START
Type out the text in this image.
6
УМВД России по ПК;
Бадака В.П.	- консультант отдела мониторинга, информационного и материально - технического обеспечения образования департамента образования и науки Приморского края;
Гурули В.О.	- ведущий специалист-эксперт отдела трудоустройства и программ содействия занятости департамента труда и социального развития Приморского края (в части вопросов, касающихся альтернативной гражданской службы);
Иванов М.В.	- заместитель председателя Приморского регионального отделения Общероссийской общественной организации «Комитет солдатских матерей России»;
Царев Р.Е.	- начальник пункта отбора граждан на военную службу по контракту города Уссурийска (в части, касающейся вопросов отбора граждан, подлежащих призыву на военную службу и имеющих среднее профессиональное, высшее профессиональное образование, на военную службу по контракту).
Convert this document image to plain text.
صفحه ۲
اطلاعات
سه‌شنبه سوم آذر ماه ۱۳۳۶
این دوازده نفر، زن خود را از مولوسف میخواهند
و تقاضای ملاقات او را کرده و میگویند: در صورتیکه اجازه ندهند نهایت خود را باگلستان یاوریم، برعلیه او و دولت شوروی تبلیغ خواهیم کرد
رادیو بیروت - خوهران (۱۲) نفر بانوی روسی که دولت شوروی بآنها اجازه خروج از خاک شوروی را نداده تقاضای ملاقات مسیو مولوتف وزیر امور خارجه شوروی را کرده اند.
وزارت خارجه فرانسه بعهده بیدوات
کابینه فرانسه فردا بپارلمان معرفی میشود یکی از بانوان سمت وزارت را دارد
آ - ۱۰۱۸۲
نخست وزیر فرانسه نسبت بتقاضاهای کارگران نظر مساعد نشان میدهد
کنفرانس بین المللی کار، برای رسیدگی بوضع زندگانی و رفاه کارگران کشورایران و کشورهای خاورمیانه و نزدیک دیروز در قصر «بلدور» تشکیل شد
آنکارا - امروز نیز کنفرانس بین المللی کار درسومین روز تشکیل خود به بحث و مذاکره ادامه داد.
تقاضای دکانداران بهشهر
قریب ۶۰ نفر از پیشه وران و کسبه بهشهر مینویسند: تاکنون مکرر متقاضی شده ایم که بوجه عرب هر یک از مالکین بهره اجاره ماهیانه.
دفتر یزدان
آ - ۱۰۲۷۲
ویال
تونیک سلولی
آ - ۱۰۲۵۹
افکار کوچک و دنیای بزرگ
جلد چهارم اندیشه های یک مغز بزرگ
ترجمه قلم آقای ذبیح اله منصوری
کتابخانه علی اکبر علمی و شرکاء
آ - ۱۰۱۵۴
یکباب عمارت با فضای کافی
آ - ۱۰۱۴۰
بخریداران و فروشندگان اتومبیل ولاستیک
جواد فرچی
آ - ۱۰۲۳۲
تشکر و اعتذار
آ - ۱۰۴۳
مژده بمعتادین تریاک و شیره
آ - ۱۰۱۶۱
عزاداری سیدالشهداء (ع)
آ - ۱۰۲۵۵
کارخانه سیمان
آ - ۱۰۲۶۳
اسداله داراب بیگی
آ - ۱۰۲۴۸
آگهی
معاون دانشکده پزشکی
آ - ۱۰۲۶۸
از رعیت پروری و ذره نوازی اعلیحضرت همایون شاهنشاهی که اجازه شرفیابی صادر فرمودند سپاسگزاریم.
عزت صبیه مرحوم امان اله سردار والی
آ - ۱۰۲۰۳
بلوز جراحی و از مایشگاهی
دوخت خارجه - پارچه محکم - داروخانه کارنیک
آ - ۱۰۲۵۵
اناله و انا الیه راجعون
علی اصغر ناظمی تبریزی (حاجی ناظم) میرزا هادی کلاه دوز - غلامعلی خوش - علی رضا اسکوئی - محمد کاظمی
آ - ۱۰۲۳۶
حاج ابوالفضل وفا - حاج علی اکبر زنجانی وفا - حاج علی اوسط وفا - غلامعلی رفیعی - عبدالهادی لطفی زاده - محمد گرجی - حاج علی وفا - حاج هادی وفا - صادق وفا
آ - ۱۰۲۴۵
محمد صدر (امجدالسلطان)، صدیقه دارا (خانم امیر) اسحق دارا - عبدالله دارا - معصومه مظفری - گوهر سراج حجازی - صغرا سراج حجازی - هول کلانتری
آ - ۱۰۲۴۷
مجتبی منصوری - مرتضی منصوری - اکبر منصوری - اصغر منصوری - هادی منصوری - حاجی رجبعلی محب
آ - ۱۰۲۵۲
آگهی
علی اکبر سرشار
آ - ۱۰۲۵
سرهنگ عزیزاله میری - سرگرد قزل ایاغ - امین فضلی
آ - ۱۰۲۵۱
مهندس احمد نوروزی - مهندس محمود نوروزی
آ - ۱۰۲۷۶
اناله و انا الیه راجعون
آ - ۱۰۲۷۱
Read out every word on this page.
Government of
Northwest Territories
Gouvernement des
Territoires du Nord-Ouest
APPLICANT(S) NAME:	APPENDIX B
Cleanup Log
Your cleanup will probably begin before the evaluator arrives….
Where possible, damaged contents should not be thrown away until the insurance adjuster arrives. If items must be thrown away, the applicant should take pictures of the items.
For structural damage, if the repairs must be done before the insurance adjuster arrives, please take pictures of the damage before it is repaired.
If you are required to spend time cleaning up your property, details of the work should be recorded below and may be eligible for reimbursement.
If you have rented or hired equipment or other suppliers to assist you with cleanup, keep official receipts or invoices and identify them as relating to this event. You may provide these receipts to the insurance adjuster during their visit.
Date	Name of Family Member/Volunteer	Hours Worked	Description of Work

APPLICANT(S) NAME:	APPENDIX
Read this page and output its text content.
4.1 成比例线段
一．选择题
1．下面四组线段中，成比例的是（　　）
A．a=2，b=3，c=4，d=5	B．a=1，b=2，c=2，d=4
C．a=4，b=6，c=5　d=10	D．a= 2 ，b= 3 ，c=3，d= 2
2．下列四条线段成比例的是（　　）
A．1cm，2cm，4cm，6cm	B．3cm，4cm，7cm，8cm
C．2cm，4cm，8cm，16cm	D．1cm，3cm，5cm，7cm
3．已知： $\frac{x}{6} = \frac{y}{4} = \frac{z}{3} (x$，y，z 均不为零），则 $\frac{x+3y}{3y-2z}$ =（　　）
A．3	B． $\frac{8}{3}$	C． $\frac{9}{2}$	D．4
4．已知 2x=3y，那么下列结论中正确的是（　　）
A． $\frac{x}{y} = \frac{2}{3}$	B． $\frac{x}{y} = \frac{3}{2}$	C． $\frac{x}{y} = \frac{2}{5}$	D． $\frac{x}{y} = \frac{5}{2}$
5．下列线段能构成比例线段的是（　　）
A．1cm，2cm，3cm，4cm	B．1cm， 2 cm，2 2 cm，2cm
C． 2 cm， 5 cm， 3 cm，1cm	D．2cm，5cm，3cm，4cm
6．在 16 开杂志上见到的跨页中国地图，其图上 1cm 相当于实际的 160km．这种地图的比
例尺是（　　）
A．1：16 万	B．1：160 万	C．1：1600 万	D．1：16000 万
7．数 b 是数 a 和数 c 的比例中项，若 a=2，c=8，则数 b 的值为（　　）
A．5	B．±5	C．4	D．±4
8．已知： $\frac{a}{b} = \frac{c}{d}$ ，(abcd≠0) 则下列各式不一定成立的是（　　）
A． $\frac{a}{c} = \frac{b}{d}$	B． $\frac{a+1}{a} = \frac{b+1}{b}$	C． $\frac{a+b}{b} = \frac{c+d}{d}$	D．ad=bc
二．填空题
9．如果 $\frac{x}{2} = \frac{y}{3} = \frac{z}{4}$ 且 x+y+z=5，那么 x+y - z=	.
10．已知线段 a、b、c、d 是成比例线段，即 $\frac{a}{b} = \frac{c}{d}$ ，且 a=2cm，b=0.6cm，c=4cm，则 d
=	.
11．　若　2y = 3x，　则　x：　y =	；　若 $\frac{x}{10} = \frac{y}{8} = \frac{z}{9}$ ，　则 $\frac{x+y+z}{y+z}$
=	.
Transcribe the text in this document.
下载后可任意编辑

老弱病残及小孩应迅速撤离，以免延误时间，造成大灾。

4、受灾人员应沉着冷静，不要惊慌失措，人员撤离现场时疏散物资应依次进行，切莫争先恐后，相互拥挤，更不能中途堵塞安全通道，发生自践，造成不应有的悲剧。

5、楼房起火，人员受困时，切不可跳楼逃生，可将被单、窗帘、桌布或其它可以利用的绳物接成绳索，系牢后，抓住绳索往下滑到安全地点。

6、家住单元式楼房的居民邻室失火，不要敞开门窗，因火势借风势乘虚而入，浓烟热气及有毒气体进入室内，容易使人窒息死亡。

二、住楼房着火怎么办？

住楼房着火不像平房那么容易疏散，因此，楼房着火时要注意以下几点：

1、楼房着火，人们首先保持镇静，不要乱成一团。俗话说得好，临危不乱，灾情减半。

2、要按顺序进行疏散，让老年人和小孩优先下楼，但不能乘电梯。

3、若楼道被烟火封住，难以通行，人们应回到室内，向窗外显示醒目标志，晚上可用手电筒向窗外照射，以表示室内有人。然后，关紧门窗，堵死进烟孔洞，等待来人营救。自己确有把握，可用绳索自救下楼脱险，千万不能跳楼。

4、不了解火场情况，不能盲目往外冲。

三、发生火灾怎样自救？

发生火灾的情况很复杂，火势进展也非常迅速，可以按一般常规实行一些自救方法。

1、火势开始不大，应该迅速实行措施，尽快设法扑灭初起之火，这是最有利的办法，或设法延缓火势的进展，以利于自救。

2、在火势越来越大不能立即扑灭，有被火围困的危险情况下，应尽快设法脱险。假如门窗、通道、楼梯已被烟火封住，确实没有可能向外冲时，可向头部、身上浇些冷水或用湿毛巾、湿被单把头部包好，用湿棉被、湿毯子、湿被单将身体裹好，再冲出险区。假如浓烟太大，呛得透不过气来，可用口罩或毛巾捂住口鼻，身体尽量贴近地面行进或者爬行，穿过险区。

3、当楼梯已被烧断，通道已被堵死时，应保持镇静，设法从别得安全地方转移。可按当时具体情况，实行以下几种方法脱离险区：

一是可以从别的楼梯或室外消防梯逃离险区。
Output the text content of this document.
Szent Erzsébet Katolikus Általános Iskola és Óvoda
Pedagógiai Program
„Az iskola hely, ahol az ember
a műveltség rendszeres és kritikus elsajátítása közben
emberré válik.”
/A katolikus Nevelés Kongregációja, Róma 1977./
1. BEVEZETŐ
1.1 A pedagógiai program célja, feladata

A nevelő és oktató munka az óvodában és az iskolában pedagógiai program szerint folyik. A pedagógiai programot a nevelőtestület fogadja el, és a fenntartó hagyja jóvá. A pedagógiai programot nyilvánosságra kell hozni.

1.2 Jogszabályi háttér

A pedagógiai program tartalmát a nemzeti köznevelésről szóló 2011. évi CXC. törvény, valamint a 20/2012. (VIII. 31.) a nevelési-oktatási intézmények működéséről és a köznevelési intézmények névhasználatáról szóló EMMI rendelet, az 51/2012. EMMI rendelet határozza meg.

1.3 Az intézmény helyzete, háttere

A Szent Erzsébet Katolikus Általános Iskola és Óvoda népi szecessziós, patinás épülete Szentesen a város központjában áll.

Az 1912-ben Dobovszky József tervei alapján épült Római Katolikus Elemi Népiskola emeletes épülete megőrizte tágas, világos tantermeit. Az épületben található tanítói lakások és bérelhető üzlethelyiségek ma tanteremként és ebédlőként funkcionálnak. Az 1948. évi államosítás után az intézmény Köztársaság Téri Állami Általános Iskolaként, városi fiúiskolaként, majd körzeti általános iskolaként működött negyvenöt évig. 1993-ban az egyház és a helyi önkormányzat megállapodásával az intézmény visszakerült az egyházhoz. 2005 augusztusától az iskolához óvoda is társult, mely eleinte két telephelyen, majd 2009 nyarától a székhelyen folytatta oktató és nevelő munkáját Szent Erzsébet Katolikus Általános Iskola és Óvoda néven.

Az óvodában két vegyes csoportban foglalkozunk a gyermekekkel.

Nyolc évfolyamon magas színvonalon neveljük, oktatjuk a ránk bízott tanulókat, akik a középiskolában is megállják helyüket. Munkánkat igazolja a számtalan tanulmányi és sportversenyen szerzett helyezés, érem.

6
END
Task statement:
Reproduce each line holding the word "text".

Completed exercise:
Type out the text in this image.
Convert this document image to plain text.
Read this page and output its text content.
Transcribe the text in this document.
Output the text content of this document.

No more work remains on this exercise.